§ Records provided:
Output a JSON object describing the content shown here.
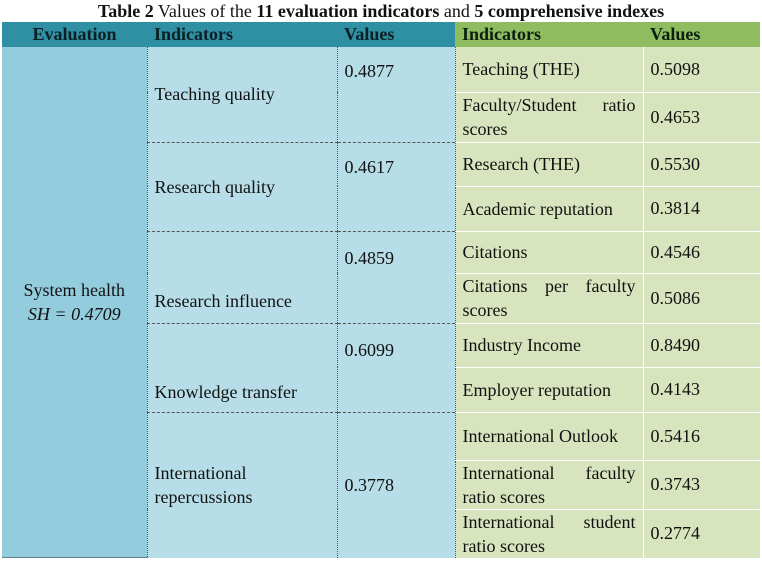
{
  "caption": {
    "label": "Table 2",
    "part1": " Values of the ",
    "bold1": "11 evaluation indicators",
    "part2": " and ",
    "bold2": "5 comprehensive indexes"
  },
  "headers": {
    "evaluation": "Evaluation",
    "indicators": "Indicators",
    "values": "Values",
    "sub_indicators": "Indicators",
    "sub_values": "Values"
  },
  "evaluation": {
    "line1": "System health",
    "line2": "SH = 0.4709"
  },
  "groups": [
    {
      "indicator": "Teaching quality",
      "value": "0.4877",
      "subs": [
        {
          "name": "Teaching (THE)",
          "value": "0.5098"
        },
        {
          "name": "Faculty/Student ratio scores",
          "value": "0.4653"
        }
      ]
    },
    {
      "indicator": "Research quality",
      "value": "0.4617",
      "subs": [
        {
          "name": "Research (THE)",
          "value": "0.5530"
        },
        {
          "name": "Academic reputation",
          "value": "0.3814"
        }
      ]
    },
    {
      "indicator": "Research influence",
      "value": "0.4859",
      "subs": [
        {
          "name": "Citations",
          "value": "0.4546"
        },
        {
          "name": "Citations per faculty scores",
          "value": "0.5086"
        }
      ]
    },
    {
      "indicator": "Knowledge transfer",
      "value": "0.6099",
      "subs": [
        {
          "name": "Industry Income",
          "value": "0.8490"
        },
        {
          "name": "Employer reputation",
          "value": "0.4143"
        }
      ]
    },
    {
      "indicator": "International repercussions",
      "value": "0.3778",
      "subs": [
        {
          "name": "International Outlook",
          "value": "0.5416"
        },
        {
          "name": "International faculty ratio scores",
          "value": "0.3743"
        },
        {
          "name": "International student ratio scores",
          "value": "0.2774"
        }
      ]
    }
  ]
}
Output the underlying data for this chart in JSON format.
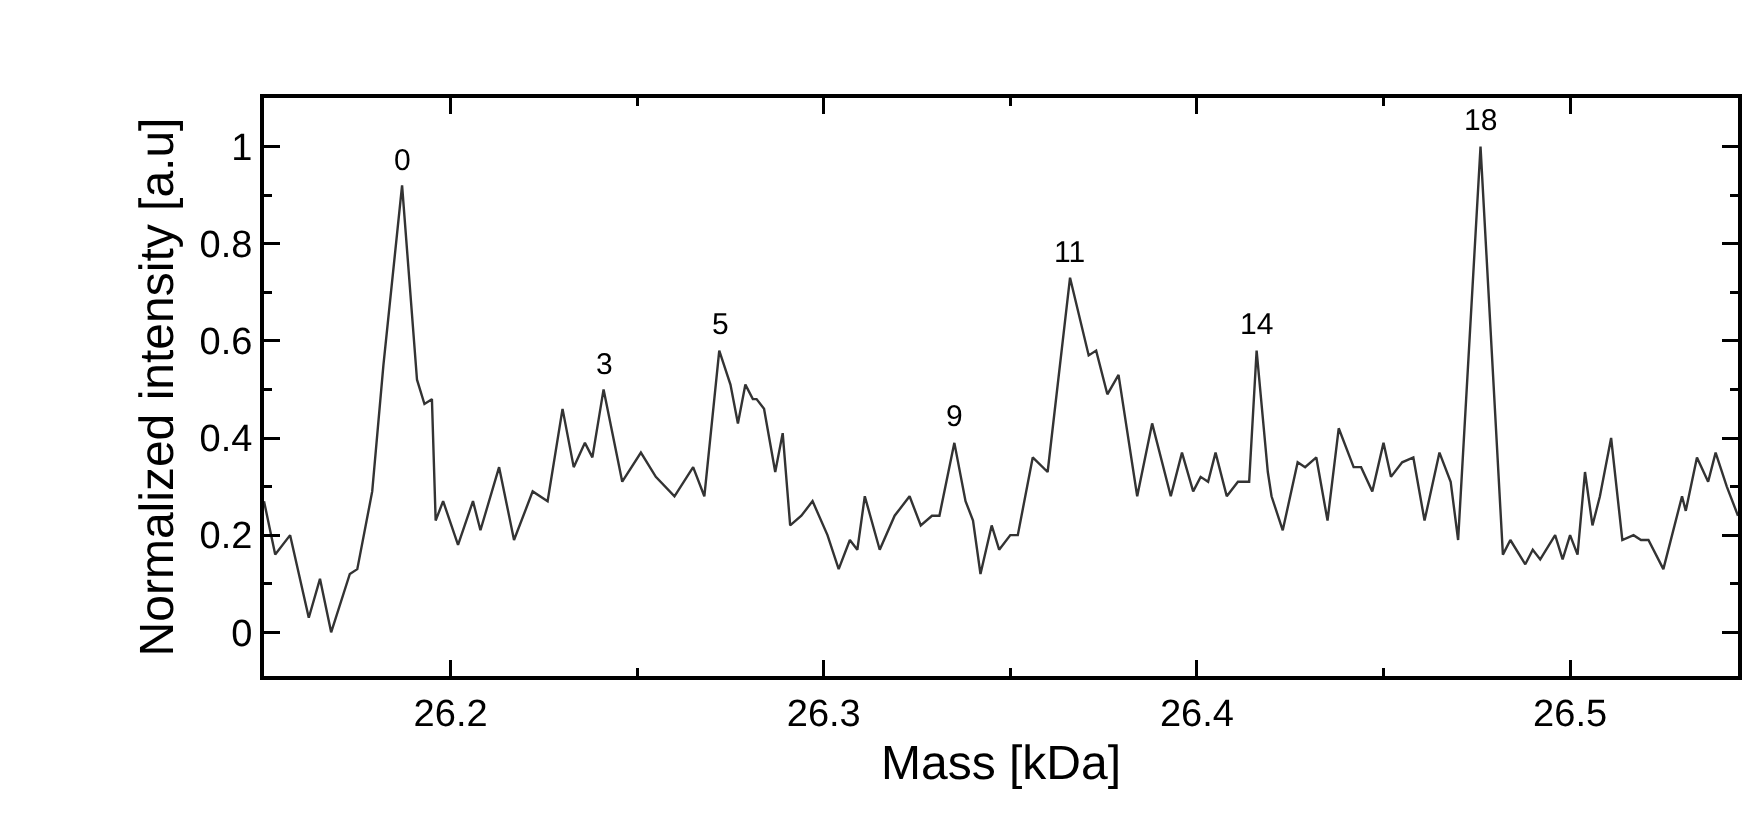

§ Given exercise: Copy the entries above faithfully and omit every image.

§ Output:
Output a JSON object describing the content shown here.
{
  "caption": {
    "label": "Table 2",
    "part1": " Values of the ",
    "bold1": "11 evaluation indicators",
    "part2": " and ",
    "bold2": "5 comprehensive indexes"
  },
  "headers": {
    "evaluation": "Evaluation",
    "indicators": "Indicators",
    "values": "Values",
    "sub_indicators": "Indicators",
    "sub_values": "Values"
  },
  "evaluation": {
    "line1": "System health",
    "line2": "SH = 0.4709"
  },
  "groups": [
    {
      "indicator": "Teaching quality",
      "value": "0.4877",
      "subs": [
        {
          "name": "Teaching (THE)",
          "value": "0.5098"
        },
        {
          "name": "Faculty/Student ratio scores",
          "value": "0.4653"
        }
      ]
    },
    {
      "indicator": "Research quality",
      "value": "0.4617",
      "subs": [
        {
          "name": "Research (THE)",
          "value": "0.5530"
        },
        {
          "name": "Academic reputation",
          "value": "0.3814"
        }
      ]
    },
    {
      "indicator": "Research influence",
      "value": "0.4859",
      "subs": [
        {
          "name": "Citations",
          "value": "0.4546"
        },
        {
          "name": "Citations per faculty scores",
          "value": "0.5086"
        }
      ]
    },
    {
      "indicator": "Knowledge transfer",
      "value": "0.6099",
      "subs": [
        {
          "name": "Industry Income",
          "value": "0.8490"
        },
        {
          "name": "Employer reputation",
          "value": "0.4143"
        }
      ]
    },
    {
      "indicator": "International repercussions",
      "value": "0.3778",
      "subs": [
        {
          "name": "International Outlook",
          "value": "0.5416"
        },
        {
          "name": "International faculty ratio scores",
          "value": "0.3743"
        },
        {
          "name": "International student ratio scores",
          "value": "0.2774"
        }
      ]
    }
  ]
}
Output the underlying data for this chart in JSON format.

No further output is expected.